Structured figure records:
====================
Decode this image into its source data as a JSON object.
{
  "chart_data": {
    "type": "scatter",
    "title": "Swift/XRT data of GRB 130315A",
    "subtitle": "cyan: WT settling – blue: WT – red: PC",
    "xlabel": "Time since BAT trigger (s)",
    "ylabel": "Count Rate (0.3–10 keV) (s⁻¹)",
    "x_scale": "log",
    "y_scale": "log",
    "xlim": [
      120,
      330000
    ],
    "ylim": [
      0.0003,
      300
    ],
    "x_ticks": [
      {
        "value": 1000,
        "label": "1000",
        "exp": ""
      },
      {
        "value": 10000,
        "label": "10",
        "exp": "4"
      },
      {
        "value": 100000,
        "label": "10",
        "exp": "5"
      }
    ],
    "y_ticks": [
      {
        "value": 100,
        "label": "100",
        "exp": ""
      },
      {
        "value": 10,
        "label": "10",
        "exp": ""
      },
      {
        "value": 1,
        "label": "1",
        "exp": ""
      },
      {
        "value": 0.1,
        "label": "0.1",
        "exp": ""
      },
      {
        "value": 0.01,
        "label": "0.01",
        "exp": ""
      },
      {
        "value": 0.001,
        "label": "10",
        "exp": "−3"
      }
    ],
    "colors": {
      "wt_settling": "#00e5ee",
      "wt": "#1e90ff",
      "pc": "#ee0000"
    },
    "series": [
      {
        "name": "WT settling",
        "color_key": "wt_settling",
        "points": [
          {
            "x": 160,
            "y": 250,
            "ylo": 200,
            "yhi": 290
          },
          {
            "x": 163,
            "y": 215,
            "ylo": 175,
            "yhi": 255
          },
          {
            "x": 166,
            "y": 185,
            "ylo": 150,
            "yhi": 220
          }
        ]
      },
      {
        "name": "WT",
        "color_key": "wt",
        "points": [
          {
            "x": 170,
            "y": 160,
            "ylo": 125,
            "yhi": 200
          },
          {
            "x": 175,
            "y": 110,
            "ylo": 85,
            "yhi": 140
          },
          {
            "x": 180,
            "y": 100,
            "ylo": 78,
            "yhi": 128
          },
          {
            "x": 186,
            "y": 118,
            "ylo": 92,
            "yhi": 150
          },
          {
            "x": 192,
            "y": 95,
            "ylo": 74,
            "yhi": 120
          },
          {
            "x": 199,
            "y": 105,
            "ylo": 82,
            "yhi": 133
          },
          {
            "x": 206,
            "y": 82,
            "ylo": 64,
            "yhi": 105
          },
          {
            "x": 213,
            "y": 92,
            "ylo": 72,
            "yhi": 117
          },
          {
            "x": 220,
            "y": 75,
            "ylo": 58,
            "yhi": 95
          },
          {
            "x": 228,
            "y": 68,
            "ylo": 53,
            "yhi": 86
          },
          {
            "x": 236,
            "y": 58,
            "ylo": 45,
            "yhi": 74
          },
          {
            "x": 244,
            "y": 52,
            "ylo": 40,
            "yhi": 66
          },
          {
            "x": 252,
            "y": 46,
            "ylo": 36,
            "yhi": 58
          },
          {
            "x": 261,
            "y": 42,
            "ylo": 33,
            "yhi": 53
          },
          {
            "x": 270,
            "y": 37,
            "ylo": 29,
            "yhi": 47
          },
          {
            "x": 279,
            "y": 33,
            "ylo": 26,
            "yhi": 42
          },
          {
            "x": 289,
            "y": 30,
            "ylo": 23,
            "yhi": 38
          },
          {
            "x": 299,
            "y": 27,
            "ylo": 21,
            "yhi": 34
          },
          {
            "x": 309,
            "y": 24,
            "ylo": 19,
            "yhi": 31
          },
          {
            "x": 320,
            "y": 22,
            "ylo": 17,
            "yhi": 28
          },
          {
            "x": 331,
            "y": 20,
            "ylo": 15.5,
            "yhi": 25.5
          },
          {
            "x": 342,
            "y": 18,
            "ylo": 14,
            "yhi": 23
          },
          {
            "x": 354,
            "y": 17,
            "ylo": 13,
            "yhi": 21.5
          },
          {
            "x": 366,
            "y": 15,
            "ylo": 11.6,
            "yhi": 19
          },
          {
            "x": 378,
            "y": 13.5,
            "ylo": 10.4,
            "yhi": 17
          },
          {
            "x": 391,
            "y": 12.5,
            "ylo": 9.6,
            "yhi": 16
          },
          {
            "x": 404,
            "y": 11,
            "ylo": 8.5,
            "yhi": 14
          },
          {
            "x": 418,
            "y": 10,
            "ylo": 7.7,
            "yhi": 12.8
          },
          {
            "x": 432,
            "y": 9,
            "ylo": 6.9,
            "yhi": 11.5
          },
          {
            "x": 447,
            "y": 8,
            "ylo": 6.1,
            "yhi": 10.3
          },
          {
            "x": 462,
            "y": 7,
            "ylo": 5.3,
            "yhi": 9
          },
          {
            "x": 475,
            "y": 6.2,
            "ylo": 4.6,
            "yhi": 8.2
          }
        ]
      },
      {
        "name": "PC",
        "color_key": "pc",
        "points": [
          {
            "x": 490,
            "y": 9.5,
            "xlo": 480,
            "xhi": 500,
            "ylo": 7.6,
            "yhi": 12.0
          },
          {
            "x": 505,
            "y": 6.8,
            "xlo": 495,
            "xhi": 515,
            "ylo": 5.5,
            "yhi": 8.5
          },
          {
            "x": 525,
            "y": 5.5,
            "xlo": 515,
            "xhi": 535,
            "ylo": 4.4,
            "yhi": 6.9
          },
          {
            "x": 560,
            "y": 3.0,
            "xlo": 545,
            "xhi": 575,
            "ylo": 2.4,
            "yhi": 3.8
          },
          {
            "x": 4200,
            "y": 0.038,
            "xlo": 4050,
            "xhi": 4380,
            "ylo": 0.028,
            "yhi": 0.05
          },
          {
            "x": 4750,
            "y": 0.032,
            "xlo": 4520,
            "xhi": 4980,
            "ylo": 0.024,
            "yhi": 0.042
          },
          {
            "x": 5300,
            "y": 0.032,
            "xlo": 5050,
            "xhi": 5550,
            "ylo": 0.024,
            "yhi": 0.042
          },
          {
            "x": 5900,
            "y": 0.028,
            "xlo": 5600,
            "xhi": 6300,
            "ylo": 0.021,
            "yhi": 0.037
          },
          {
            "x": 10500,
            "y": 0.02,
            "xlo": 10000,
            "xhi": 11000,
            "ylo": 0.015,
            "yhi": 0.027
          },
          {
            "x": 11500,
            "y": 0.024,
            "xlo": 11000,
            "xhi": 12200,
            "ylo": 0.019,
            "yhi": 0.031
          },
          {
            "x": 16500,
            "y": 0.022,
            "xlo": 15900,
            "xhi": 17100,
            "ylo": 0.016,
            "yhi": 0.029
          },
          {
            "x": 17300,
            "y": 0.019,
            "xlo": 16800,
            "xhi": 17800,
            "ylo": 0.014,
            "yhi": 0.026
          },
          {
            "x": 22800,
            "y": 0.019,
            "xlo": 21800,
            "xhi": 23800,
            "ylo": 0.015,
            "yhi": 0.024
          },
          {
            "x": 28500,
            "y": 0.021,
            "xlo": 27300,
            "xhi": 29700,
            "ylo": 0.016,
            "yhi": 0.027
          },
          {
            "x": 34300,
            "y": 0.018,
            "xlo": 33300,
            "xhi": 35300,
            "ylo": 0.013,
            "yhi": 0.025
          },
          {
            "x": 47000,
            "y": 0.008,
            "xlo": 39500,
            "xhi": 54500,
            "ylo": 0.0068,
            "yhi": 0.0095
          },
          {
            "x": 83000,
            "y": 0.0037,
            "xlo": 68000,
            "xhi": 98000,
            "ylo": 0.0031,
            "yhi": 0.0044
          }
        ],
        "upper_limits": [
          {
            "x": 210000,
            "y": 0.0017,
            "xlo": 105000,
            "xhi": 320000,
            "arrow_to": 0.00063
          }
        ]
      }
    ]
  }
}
====================
_Given instruction_
Reproduce the data shown above exactly.

_Exercise answer_
Decode this image into its source data as a JSON object.
{
  "chart_data": {
    "type": "scatter",
    "title": "Swift/XRT data of GRB 130315A",
    "subtitle": "cyan: WT settling – blue: WT – red: PC",
    "xlabel": "Time since BAT trigger (s)",
    "ylabel": "Count Rate (0.3–10 keV) (s⁻¹)",
    "x_scale": "log",
    "y_scale": "log",
    "xlim": [
      120,
      330000
    ],
    "ylim": [
      0.0003,
      300
    ],
    "x_ticks": [
      {
        "value": 1000,
        "label": "1000",
        "exp": ""
      },
      {
        "value": 10000,
        "label": "10",
        "exp": "4"
      },
      {
        "value": 100000,
        "label": "10",
        "exp": "5"
      }
    ],
    "y_ticks": [
      {
        "value": 100,
        "label": "100",
        "exp": ""
      },
      {
        "value": 10,
        "label": "10",
        "exp": ""
      },
      {
        "value": 1,
        "label": "1",
        "exp": ""
      },
      {
        "value": 0.1,
        "label": "0.1",
        "exp": ""
      },
      {
        "value": 0.01,
        "label": "0.01",
        "exp": ""
      },
      {
        "value": 0.001,
        "label": "10",
        "exp": "−3"
      }
    ],
    "colors": {
      "wt_settling": "#00e5ee",
      "wt": "#1e90ff",
      "pc": "#ee0000"
    },
    "series": [
      {
        "name": "WT settling",
        "color_key": "wt_settling",
        "points": [
          {
            "x": 160,
            "y": 250,
            "ylo": 200,
            "yhi": 290
          },
          {
            "x": 163,
            "y": 215,
            "ylo": 175,
            "yhi": 255
          },
          {
            "x": 166,
            "y": 185,
            "ylo": 150,
            "yhi": 220
          }
        ]
      },
      {
        "name": "WT",
        "color_key": "wt",
        "points": [
          {
            "x": 170,
            "y": 160,
            "ylo": 125,
            "yhi": 200
          },
          {
            "x": 175,
            "y": 110,
            "ylo": 85,
            "yhi": 140
          },
          {
            "x": 180,
            "y": 100,
            "ylo": 78,
            "yhi": 128
          },
          {
            "x": 186,
            "y": 118,
            "ylo": 92,
            "yhi": 150
          },
          {
            "x": 192,
            "y": 95,
            "ylo": 74,
            "yhi": 120
          },
          {
            "x": 199,
            "y": 105,
            "ylo": 82,
            "yhi": 133
          },
          {
            "x": 206,
            "y": 82,
            "ylo": 64,
            "yhi": 105
          },
          {
            "x": 213,
            "y": 92,
            "ylo": 72,
            "yhi": 117
          },
          {
            "x": 220,
            "y": 75,
            "ylo": 58,
            "yhi": 95
          },
          {
            "x": 228,
            "y": 68,
            "ylo": 53,
            "yhi": 86
          },
          {
            "x": 236,
            "y": 58,
            "ylo": 45,
            "yhi": 74
          },
          {
            "x": 244,
            "y": 52,
            "ylo": 40,
            "yhi": 66
          },
          {
            "x": 252,
            "y": 46,
            "ylo": 36,
            "yhi": 58
          },
          {
            "x": 261,
            "y": 42,
            "ylo": 33,
            "yhi": 53
          },
          {
            "x": 270,
            "y": 37,
            "ylo": 29,
            "yhi": 47
          },
          {
            "x": 279,
            "y": 33,
            "ylo": 26,
            "yhi": 42
          },
          {
            "x": 289,
            "y": 30,
            "ylo": 23,
            "yhi": 38
          },
          {
            "x": 299,
            "y": 27,
            "ylo": 21,
            "yhi": 34
          },
          {
            "x": 309,
            "y": 24,
            "ylo": 19,
            "yhi": 31
          },
          {
            "x": 320,
            "y": 22,
            "ylo": 17,
            "yhi": 28
          },
          {
            "x": 331,
            "y": 20,
            "ylo": 15.5,
            "yhi": 25.5
          },
          {
            "x": 342,
            "y": 18,
            "ylo": 14,
            "yhi": 23
          },
          {
            "x": 354,
            "y": 17,
            "ylo": 13,
            "yhi": 21.5
          },
          {
            "x": 366,
            "y": 15,
            "ylo": 11.6,
            "yhi": 19
          },
          {
            "x": 378,
            "y": 13.5,
            "ylo": 10.4,
            "yhi": 17
          },
          {
            "x": 391,
            "y": 12.5,
            "ylo": 9.6,
            "yhi": 16
          },
          {
            "x": 404,
            "y": 11,
            "ylo": 8.5,
            "yhi": 14
          },
          {
            "x": 418,
            "y": 10,
            "ylo": 7.7,
            "yhi": 12.8
          },
          {
            "x": 432,
            "y": 9,
            "ylo": 6.9,
            "yhi": 11.5
          },
          {
            "x": 447,
            "y": 8,
            "ylo": 6.1,
            "yhi": 10.3
          },
          {
            "x": 462,
            "y": 7,
            "ylo": 5.3,
            "yhi": 9
          },
          {
            "x": 475,
            "y": 6.2,
            "ylo": 4.6,
            "yhi": 8.2
          }
        ]
      },
      {
        "name": "PC",
        "color_key": "pc",
        "points": [
          {
            "x": 490,
            "y": 9.5,
            "xlo": 480,
            "xhi": 500,
            "ylo": 7.6,
            "yhi": 12.0
          },
          {
            "x": 505,
            "y": 6.8,
            "xlo": 495,
            "xhi": 515,
            "ylo": 5.5,
            "yhi": 8.5
          },
          {
            "x": 525,
            "y": 5.5,
            "xlo": 515,
            "xhi": 535,
            "ylo": 4.4,
            "yhi": 6.9
          },
          {
            "x": 560,
            "y": 3.0,
            "xlo": 545,
            "xhi": 575,
            "ylo": 2.4,
            "yhi": 3.8
          },
          {
            "x": 4200,
            "y": 0.038,
            "xlo": 4050,
            "xhi": 4380,
            "ylo": 0.028,
            "yhi": 0.05
          },
          {
            "x": 4750,
            "y": 0.032,
            "xlo": 4520,
            "xhi": 4980,
            "ylo": 0.024,
            "yhi": 0.042
          },
          {
            "x": 5300,
            "y": 0.032,
            "xlo": 5050,
            "xhi": 5550,
            "ylo": 0.024,
            "yhi": 0.042
          },
          {
            "x": 5900,
            "y": 0.028,
            "xlo": 5600,
            "xhi": 6300,
            "ylo": 0.021,
            "yhi": 0.037
          },
          {
            "x": 10500,
            "y": 0.02,
            "xlo": 10000,
            "xhi": 11000,
            "ylo": 0.015,
            "yhi": 0.027
          },
          {
            "x": 11500,
            "y": 0.024,
            "xlo": 11000,
            "xhi": 12200,
            "ylo": 0.019,
            "yhi": 0.031
          },
          {
            "x": 16500,
            "y": 0.022,
            "xlo": 15900,
            "xhi": 17100,
            "ylo": 0.016,
            "yhi": 0.029
          },
          {
            "x": 17300,
            "y": 0.019,
            "xlo": 16800,
            "xhi": 17800,
            "ylo": 0.014,
            "yhi": 0.026
          },
          {
            "x": 22800,
            "y": 0.019,
            "xlo": 21800,
            "xhi": 23800,
            "ylo": 0.015,
            "yhi": 0.024
          },
          {
            "x": 28500,
            "y": 0.021,
            "xlo": 27300,
            "xhi": 29700,
            "ylo": 0.016,
            "yhi": 0.027
          },
          {
            "x": 34300,
            "y": 0.018,
            "xlo": 33300,
            "xhi": 35300,
            "ylo": 0.013,
            "yhi": 0.025
          },
          {
            "x": 47000,
            "y": 0.008,
            "xlo": 39500,
            "xhi": 54500,
            "ylo": 0.0068,
            "yhi": 0.0095
          },
          {
            "x": 83000,
            "y": 0.0037,
            "xlo": 68000,
            "xhi": 98000,
            "ylo": 0.0031,
            "yhi": 0.0044
          }
        ],
        "upper_limits": [
          {
            "x": 210000,
            "y": 0.0017,
            "xlo": 105000,
            "xhi": 320000,
            "arrow_to": 0.00063
          }
        ]
      }
    ]
  }
}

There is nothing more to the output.